§ **Source passage**
╔══
/ 17 November 2006

Technology enables instant tsunami alerts

Hardly any Japanese felt the earthquake in the distant north Pacific this week, but anyone watching television saw a tsunami warning almost instantly and thousands evacuated to higher ground within minutes.

While the waves that later rolled ashore on the northernmost main island of Hokkaido were only about 40cm high and claimed no lives nor caused much damage, a complex and high-tech network built up over decades has made possible swift dissemination of information vital to saving lives.

”We need to evacuate people before the tsunami strikes,” said Osamu Kamigaichi, an official at Japan Meteorological Agency’s (JMA) Earthquake and Tsunami Observations Division.

”It’s meaningless if it’s not speedy,” he said, adding that the agency aims to issue tsunami alerts within three to five minutes after a quake that occurs in or near Japan.

It took the agency longer after Wednesday’s estimated 8,1 magnitude earthquake as its epicentre was off Russia’s Kurile Islands, outside Japan’s monitoring range, but the first alert was out after 14 minutes.

This was in stark contrast to what happened on the Indonesian island of Java in July when over 600 people were killed by a tsunami as authorities failed to warn residents of the approaching waves triggered by an offshore earthquake.

At the heart of the Japanese network is JMA’s computerised Earthquake and Tsunami Observation System (ETOS) that monitors signals from 180 seismic stations across Japan and about 80 water-borne sensors 24 hours a day, 365 days a year.

Officials at the JMA’s central monitoring room in Tokyo sit in front of numerous computers and large flat-screen displays, some showing a map of Japan indicating where tsunamis have been recorded and others graphs of seismic activity.

But Kamigaichi said the monitoring and the warnings would be useless if they did not reach the public.

The weather agency and media have developed a system to superimpose alerts on TV screens as soon as they are issued, and in some areas, there is even a system that automatically turns on TVs in the event of an evacuation order.

”Everything is online. We’re not living in an age of phones or faxes any more,” Kamigaichi said.

In addition, warnings are sent to local governments via a satellite system in case land-based communications fail, and officials then activate sirens and loudspeaker systems if an evacuation advisory is needed.
╚══
§ **Problem set**
a – List every means named in the tsunami alert article by which warnings are conveyed to the public or to local governments.
b – According to the tsunami alert article, how long after Wednesday's earthquake was the first alert issued?

§ **Source data**
╔══
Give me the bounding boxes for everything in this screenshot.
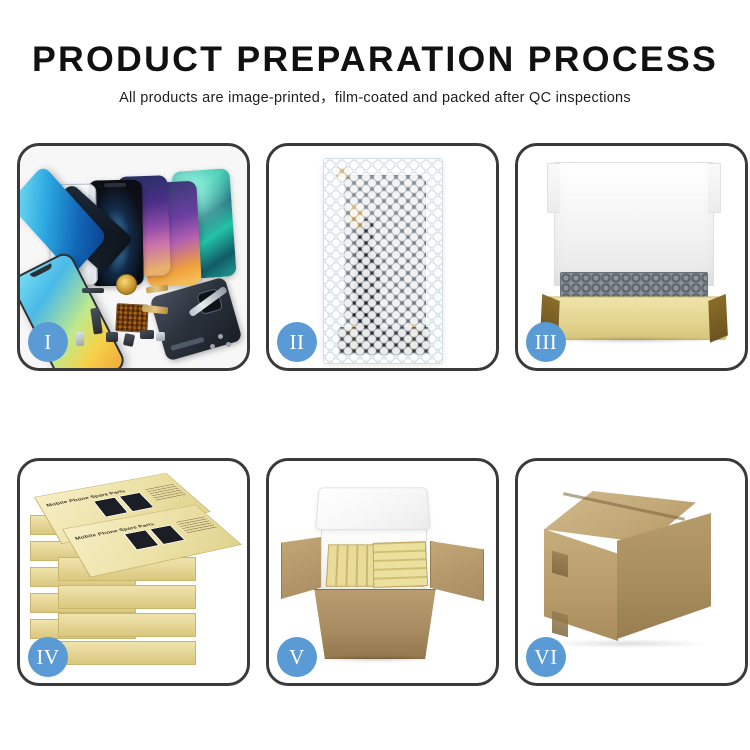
╚══
§ **Task-by-task results**
a –
- Alerts superimposed on television screens as soon as they are issued
- A system that automatically turns on televisions when an evacuation order is given (in some areas)
- A satellite system that sends warnings to local governments
- Sirens
- Loudspeaker systems

b – After 14 minutes.